* **Problem description**
Wherever "airtime" appears in a line, list that line.

* **Records**

——————————

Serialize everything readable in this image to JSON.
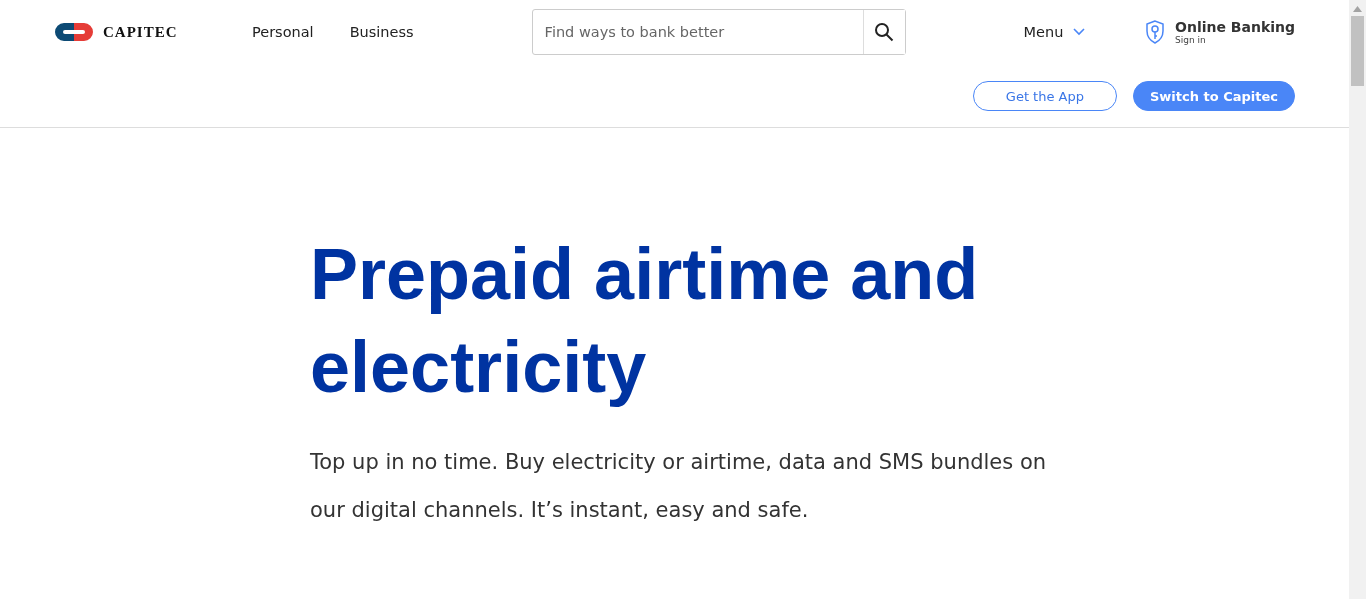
{
  "header": {
    "logo": {
      "name": "CAPITEC"
    },
    "nav": [
      {
        "label": "Personal"
      },
      {
        "label": "Business"
      }
    ],
    "search": {
      "placeholder": "Find ways to bank better"
    },
    "menu": {
      "label": "Menu"
    },
    "online_banking": {
      "title": "Online Banking",
      "subtitle": "Sign in"
    },
    "buttons": [
      {
        "label": "Get the App",
        "kind": "outline"
      },
      {
        "label": "Switch to Capitec",
        "kind": "filled"
      }
    ]
  },
  "hero": {
    "title": "Prepaid airtime and electricity",
    "text": "Top up in no time. Buy electricity or airtime, data and SMS bundles on our digital channels. It’s instant, easy and safe."
  }
}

——————————

* **Task answer**
    "title": "Prepaid airtime and electricity",
    "text": "Top up in no time. Buy electricity or airtime, data and SMS bundles on our digital channels. It’s instant, easy and safe."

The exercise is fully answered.